==== DATA LINES ====

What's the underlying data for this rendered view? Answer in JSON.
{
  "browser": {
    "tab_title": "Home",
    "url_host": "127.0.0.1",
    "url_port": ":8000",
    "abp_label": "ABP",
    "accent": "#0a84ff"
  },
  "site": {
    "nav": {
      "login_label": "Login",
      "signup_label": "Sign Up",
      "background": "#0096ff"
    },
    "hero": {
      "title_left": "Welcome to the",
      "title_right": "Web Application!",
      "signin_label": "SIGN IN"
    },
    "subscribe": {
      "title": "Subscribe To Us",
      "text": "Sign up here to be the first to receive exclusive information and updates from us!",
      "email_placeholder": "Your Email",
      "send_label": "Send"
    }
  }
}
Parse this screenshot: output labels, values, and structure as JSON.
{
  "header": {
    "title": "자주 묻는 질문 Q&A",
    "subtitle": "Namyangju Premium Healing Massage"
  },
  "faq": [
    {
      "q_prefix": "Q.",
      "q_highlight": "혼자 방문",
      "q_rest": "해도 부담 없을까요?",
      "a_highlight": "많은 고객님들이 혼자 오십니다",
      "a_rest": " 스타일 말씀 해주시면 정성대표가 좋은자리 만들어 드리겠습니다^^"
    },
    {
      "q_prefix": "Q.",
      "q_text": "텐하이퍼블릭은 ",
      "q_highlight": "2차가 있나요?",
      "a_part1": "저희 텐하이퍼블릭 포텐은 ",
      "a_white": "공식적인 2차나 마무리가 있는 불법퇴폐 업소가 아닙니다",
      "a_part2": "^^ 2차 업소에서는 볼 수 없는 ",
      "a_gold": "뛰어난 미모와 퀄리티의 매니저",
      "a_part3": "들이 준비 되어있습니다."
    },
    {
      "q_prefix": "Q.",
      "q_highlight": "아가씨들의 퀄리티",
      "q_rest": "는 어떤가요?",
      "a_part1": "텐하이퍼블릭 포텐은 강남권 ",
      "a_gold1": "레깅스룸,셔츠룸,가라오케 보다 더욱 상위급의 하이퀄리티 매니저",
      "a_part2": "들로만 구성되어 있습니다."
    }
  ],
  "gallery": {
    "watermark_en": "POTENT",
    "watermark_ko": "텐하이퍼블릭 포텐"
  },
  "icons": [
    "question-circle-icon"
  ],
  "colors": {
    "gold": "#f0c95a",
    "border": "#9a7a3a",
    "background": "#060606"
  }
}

====

- **WHAT IS BEING ASKED**:
Your task is to output exactly the lines running from the one with "Parse this screenshot: output" through the final line of the material above, with both ends included.

- **REPLY TO THE EXERCISE**:
Parse this screenshot: output labels, values, and structure as JSON.
{
  "header": {
    "title": "자주 묻는 질문 Q&A",
    "subtitle": "Namyangju Premium Healing Massage"
  },
  "faq": [
    {
      "q_prefix": "Q.",
      "q_highlight": "혼자 방문",
      "q_rest": "해도 부담 없을까요?",
      "a_highlight": "많은 고객님들이 혼자 오십니다",
      "a_rest": " 스타일 말씀 해주시면 정성대표가 좋은자리 만들어 드리겠습니다^^"
    },
    {
      "q_prefix": "Q.",
      "q_text": "텐하이퍼블릭은 ",
      "q_highlight": "2차가 있나요?",
      "a_part1": "저희 텐하이퍼블릭 포텐은 ",
      "a_white": "공식적인 2차나 마무리가 있는 불법퇴폐 업소가 아닙니다",
      "a_part2": "^^ 2차 업소에서는 볼 수 없는 ",
      "a_gold": "뛰어난 미모와 퀄리티의 매니저",
      "a_part3": "들이 준비 되어있습니다."
    },
    {
      "q_prefix": "Q.",
      "q_highlight": "아가씨들의 퀄리티",
      "q_rest": "는 어떤가요?",
      "a_part1": "텐하이퍼블릭 포텐은 강남권 ",
      "a_gold1": "레깅스룸,셔츠룸,가라오케 보다 더욱 상위급의 하이퀄리티 매니저",
      "a_part2": "들로만 구성되어 있습니다."
    }
  ],
  "gallery": {
    "watermark_en": "POTENT",
    "watermark_ko": "텐하이퍼블릭 포텐"
  },
  "icons": [
    "question-circle-icon"
  ],
  "colors": {
    "gold": "#f0c95a",
    "border": "#9a7a3a",
    "background": "#060606"
  }
}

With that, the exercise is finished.